## YOUR TASK
Quote every line below exactly and skip any picture.

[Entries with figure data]
....................

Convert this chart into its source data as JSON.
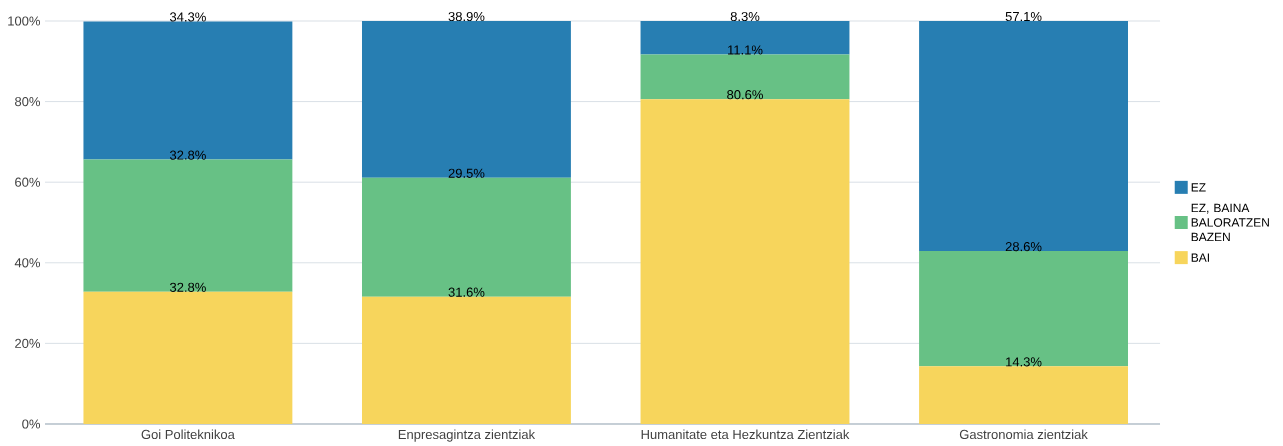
{
  "chart_data": {
    "type": "bar",
    "stacked": true,
    "categories": [
      "Goi Politeknikoa",
      "Enpresagintza zientziak",
      "Humanitate eta Hezkuntza Zientziak",
      "Gastronomia zientziak"
    ],
    "series": [
      {
        "name": "BAI",
        "color": "#f7d55c",
        "values": [
          32.8,
          31.6,
          80.6,
          14.3
        ],
        "value_labels": [
          "32.8%",
          "31.6%",
          "80.6%",
          "14.3%"
        ]
      },
      {
        "name": "EZ, BAINA BALORATZEN BAZEN",
        "color": "#67c185",
        "values": [
          32.8,
          29.5,
          11.1,
          28.6
        ],
        "value_labels": [
          "32.8%",
          "29.5%",
          "11.1%",
          "28.6%"
        ]
      },
      {
        "name": "EZ",
        "color": "#277eb2",
        "values": [
          34.3,
          38.9,
          8.3,
          57.1
        ],
        "value_labels": [
          "34.3%",
          "38.9%",
          "8.3%",
          "57.1%"
        ]
      }
    ],
    "ylim": [
      0,
      100
    ],
    "yticks": [
      {
        "value": 0,
        "label": "0%"
      },
      {
        "value": 20,
        "label": "20%"
      },
      {
        "value": 40,
        "label": "40%"
      },
      {
        "value": 60,
        "label": "60%"
      },
      {
        "value": 80,
        "label": "80%"
      },
      {
        "value": 100,
        "label": "100%"
      }
    ],
    "grid": "y",
    "legend": "right"
  }
}
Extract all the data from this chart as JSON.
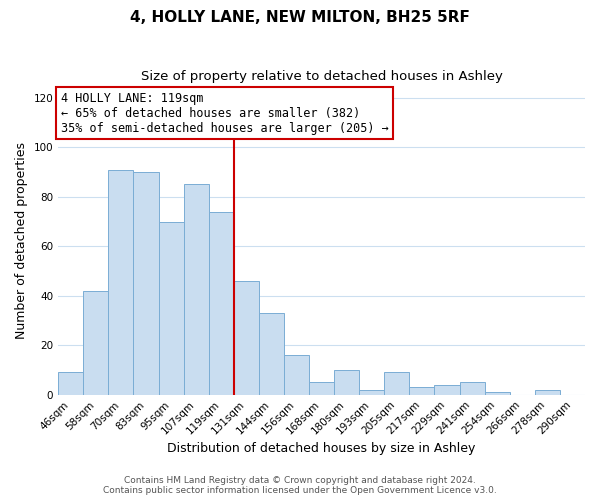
{
  "title": "4, HOLLY LANE, NEW MILTON, BH25 5RF",
  "subtitle": "Size of property relative to detached houses in Ashley",
  "xlabel": "Distribution of detached houses by size in Ashley",
  "ylabel": "Number of detached properties",
  "categories": [
    "46sqm",
    "58sqm",
    "70sqm",
    "83sqm",
    "95sqm",
    "107sqm",
    "119sqm",
    "131sqm",
    "144sqm",
    "156sqm",
    "168sqm",
    "180sqm",
    "193sqm",
    "205sqm",
    "217sqm",
    "229sqm",
    "241sqm",
    "254sqm",
    "266sqm",
    "278sqm",
    "290sqm"
  ],
  "values": [
    9,
    42,
    91,
    90,
    70,
    85,
    74,
    46,
    33,
    16,
    5,
    10,
    2,
    9,
    3,
    4,
    5,
    1,
    0,
    2,
    0
  ],
  "bar_color": "#c9ddf0",
  "bar_edge_color": "#7aadd4",
  "vline_color": "#cc0000",
  "annotation_line1": "4 HOLLY LANE: 119sqm",
  "annotation_line2": "← 65% of detached houses are smaller (382)",
  "annotation_line3": "35% of semi-detached houses are larger (205) →",
  "annotation_box_edgecolor": "#cc0000",
  "ylim": [
    0,
    125
  ],
  "yticks": [
    0,
    20,
    40,
    60,
    80,
    100,
    120
  ],
  "title_fontsize": 11,
  "subtitle_fontsize": 9.5,
  "axis_label_fontsize": 9,
  "tick_fontsize": 7.5,
  "annotation_fontsize": 8.5,
  "footer_fontsize": 6.5,
  "footer_line1": "Contains HM Land Registry data © Crown copyright and database right 2024.",
  "footer_line2": "Contains public sector information licensed under the Open Government Licence v3.0.",
  "background_color": "#ffffff",
  "grid_color": "#ccdff0"
}
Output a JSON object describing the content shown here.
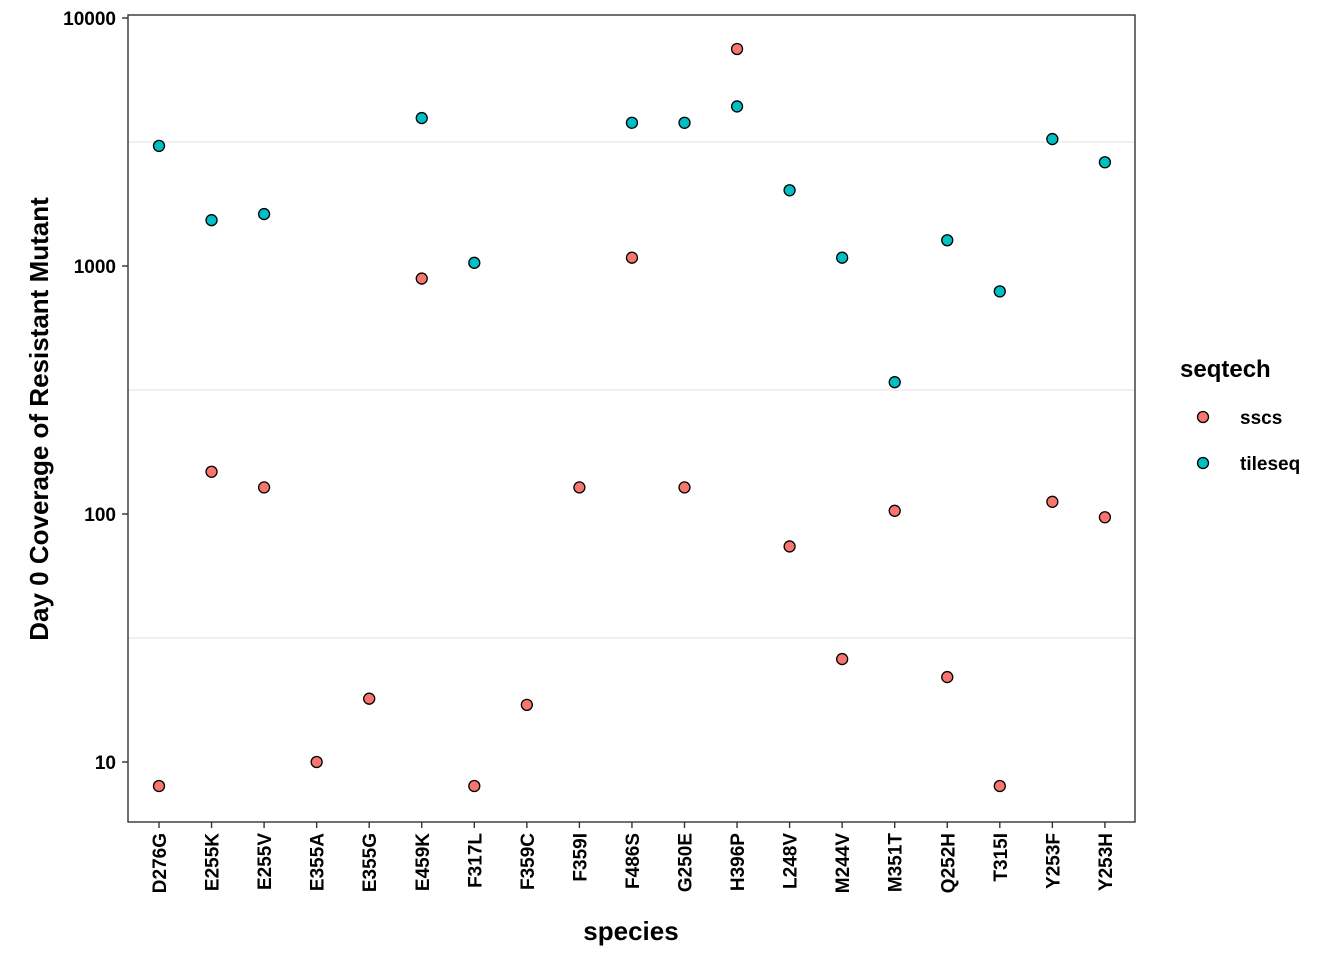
{
  "chart_data": {
    "type": "scatter",
    "xlabel": "species",
    "ylabel": "Day 0 Coverage of Resistant Mutant",
    "y_scale": "log10",
    "ylim": [
      6,
      10000
    ],
    "y_ticks": [
      10,
      100,
      1000,
      10000
    ],
    "y_tick_labels": [
      "10",
      "100",
      "1000",
      "10000"
    ],
    "grid": "minor horizontal only",
    "legend": {
      "title": "seqtech",
      "placement": "right"
    },
    "categories": [
      "D276G",
      "E255K",
      "E255V",
      "E355A",
      "E355G",
      "E459K",
      "F317L",
      "F359C",
      "F359I",
      "F486S",
      "G250E",
      "H396P",
      "L248V",
      "M244V",
      "M351T",
      "Q252H",
      "T315I",
      "Y253F",
      "Y253H"
    ],
    "series": [
      {
        "name": "sscs",
        "color": "#F8766D",
        "points": [
          [
            "D276G",
            8
          ],
          [
            "E255K",
            148
          ],
          [
            "E255V",
            128
          ],
          [
            "E355A",
            10
          ],
          [
            "E355G",
            18
          ],
          [
            "E459K",
            890
          ],
          [
            "F317L",
            8
          ],
          [
            "F359C",
            17
          ],
          [
            "F359I",
            128
          ],
          [
            "F486S",
            1080
          ],
          [
            "G250E",
            128
          ],
          [
            "H396P",
            7500
          ],
          [
            "L248V",
            74
          ],
          [
            "M244V",
            26
          ],
          [
            "M351T",
            103
          ],
          [
            "Q252H",
            22
          ],
          [
            "T315I",
            8
          ],
          [
            "Y253F",
            112
          ],
          [
            "Y253H",
            97
          ]
        ]
      },
      {
        "name": "tileseq",
        "color": "#00BFC4",
        "points": [
          [
            "D276G",
            3050
          ],
          [
            "E255K",
            1530
          ],
          [
            "E255V",
            1620
          ],
          [
            "E459K",
            3950
          ],
          [
            "F317L",
            1030
          ],
          [
            "F486S",
            3780
          ],
          [
            "G250E",
            3780
          ],
          [
            "H396P",
            4400
          ],
          [
            "L248V",
            2020
          ],
          [
            "M244V",
            1080
          ],
          [
            "M351T",
            340
          ],
          [
            "Q252H",
            1270
          ],
          [
            "T315I",
            790
          ],
          [
            "Y253F",
            3250
          ],
          [
            "Y253H",
            2620
          ]
        ]
      }
    ]
  }
}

....................

## WRITTEN SOLUTION
Convert this chart into its source data as JSON.
{
  "chart_data": {
    "type": "bar",
    "stacked": true,
    "categories": [
      "Goi Politeknikoa",
      "Enpresagintza zientziak",
      "Humanitate eta Hezkuntza Zientziak",
      "Gastronomia zientziak"
    ],
    "series": [
      {
        "name": "BAI",
        "color": "#f7d55c",
        "values": [
          32.8,
          31.6,
          80.6,
          14.3
        ],
        "value_labels": [
          "32.8%",
          "31.6%",
          "80.6%",
          "14.3%"
        ]
      },
      {
        "name": "EZ, BAINA BALORATZEN BAZEN",
        "color": "#67c185",
        "values": [
          32.8,
          29.5,
          11.1,
          28.6
        ],
        "value_labels": [
          "32.8%",
          "29.5%",
          "11.1%",
          "28.6%"
        ]
      },
      {
        "name": "EZ",
        "color": "#277eb2",
        "values": [
          34.3,
          38.9,
          8.3,
          57.1
        ],
        "value_labels": [
          "34.3%",
          "38.9%",
          "8.3%",
          "57.1%"
        ]
      }
    ],
    "ylim": [
      0,
      100
    ],
    "yticks": [
      {
        "value": 0,
        "label": "0%"
      },
      {
        "value": 20,
        "label": "20%"
      },
      {
        "value": 40,
        "label": "40%"
      },
      {
        "value": 60,
        "label": "60%"
      },
      {
        "value": 80,
        "label": "80%"
      },
      {
        "value": 100,
        "label": "100%"
      }
    ],
    "grid": "y",
    "legend": "right"
  }
}
Extract all the data from this chart as JSON.
{
  "title": "4, HOLLY LANE, NEW MILTON, BH25 5RF",
  "subtitle": "Size of property relative to detached houses in Ashley",
  "xlabel": "Distribution of detached houses by size in Ashley",
  "ylabel": "Number of detached properties",
  "categories": [
    "46sqm",
    "58sqm",
    "70sqm",
    "83sqm",
    "95sqm",
    "107sqm",
    "119sqm",
    "131sqm",
    "144sqm",
    "156sqm",
    "168sqm",
    "180sqm",
    "193sqm",
    "205sqm",
    "217sqm",
    "229sqm",
    "241sqm",
    "254sqm",
    "266sqm",
    "278sqm",
    "290sqm"
  ],
  "values": [
    9,
    42,
    91,
    90,
    70,
    85,
    74,
    46,
    33,
    16,
    5,
    10,
    2,
    9,
    3,
    4,
    5,
    1,
    0,
    2,
    0
  ],
  "bar_color": "#c9ddf0",
  "bar_edge_color": "#7aadd4",
  "vline_color": "#cc0000",
  "annotation_line1": "4 HOLLY LANE: 119sqm",
  "annotation_line2": "← 65% of detached houses are smaller (382)",
  "annotation_line3": "35% of semi-detached houses are larger (205) →",
  "annotation_box_edgecolor": "#cc0000",
  "ylim": [
    0,
    125
  ],
  "yticks": [
    0,
    20,
    40,
    60,
    80,
    100,
    120
  ],
  "title_fontsize": 11,
  "subtitle_fontsize": 9.5,
  "axis_label_fontsize": 9,
  "tick_fontsize": 7.5,
  "annotation_fontsize": 8.5,
  "footer_fontsize": 6.5,
  "footer_line1": "Contains HM Land Registry data © Crown copyright and database right 2024.",
  "footer_line2": "Contains public sector information licensed under the Open Government Licence v3.0.",
  "background_color": "#ffffff",
  "grid_color": "#ccdff0"
}
Output a JSON object describing the content shown here.
{
  "chart_data": {
    "type": "scatter",
    "xlabel": "species",
    "ylabel": "Day 0 Coverage of Resistant Mutant",
    "y_scale": "log10",
    "ylim": [
      6,
      10000
    ],
    "y_ticks": [
      10,
      100,
      1000,
      10000
    ],
    "y_tick_labels": [
      "10",
      "100",
      "1000",
      "10000"
    ],
    "grid": "minor horizontal only",
    "legend": {
      "title": "seqtech",
      "placement": "right"
    },
    "categories": [
      "D276G",
      "E255K",
      "E255V",
      "E355A",
      "E355G",
      "E459K",
      "F317L",
      "F359C",
      "F359I",
      "F486S",
      "G250E",
      "H396P",
      "L248V",
      "M244V",
      "M351T",
      "Q252H",
      "T315I",
      "Y253F",
      "Y253H"
    ],
    "series": [
      {
        "name": "sscs",
        "color": "#F8766D",
        "points": [
          [
            "D276G",
            8
          ],
          [
            "E255K",
            148
          ],
          [
            "E255V",
            128
          ],
          [
            "E355A",
            10
          ],
          [
            "E355G",
            18
          ],
          [
            "E459K",
            890
          ],
          [
            "F317L",
            8
          ],
          [
            "F359C",
            17
          ],
          [
            "F359I",
            128
          ],
          [
            "F486S",
            1080
          ],
          [
            "G250E",
            128
          ],
          [
            "H396P",
            7500
          ],
          [
            "L248V",
            74
          ],
          [
            "M244V",
            26
          ],
          [
            "M351T",
            103
          ],
          [
            "Q252H",
            22
          ],
          [
            "T315I",
            8
          ],
          [
            "Y253F",
            112
          ],
          [
            "Y253H",
            97
          ]
        ]
      },
      {
        "name": "tileseq",
        "color": "#00BFC4",
        "points": [
          [
            "D276G",
            3050
          ],
          [
            "E255K",
            1530
          ],
          [
            "E255V",
            1620
          ],
          [
            "E459K",
            3950
          ],
          [
            "F317L",
            1030
          ],
          [
            "F486S",
            3780
          ],
          [
            "G250E",
            3780
          ],
          [
            "H396P",
            4400
          ],
          [
            "L248V",
            2020
          ],
          [
            "M244V",
            1080
          ],
          [
            "M351T",
            340
          ],
          [
            "Q252H",
            1270
          ],
          [
            "T315I",
            790
          ],
          [
            "Y253F",
            3250
          ],
          [
            "Y253H",
            2620
          ]
        ]
      }
    ]
  }
}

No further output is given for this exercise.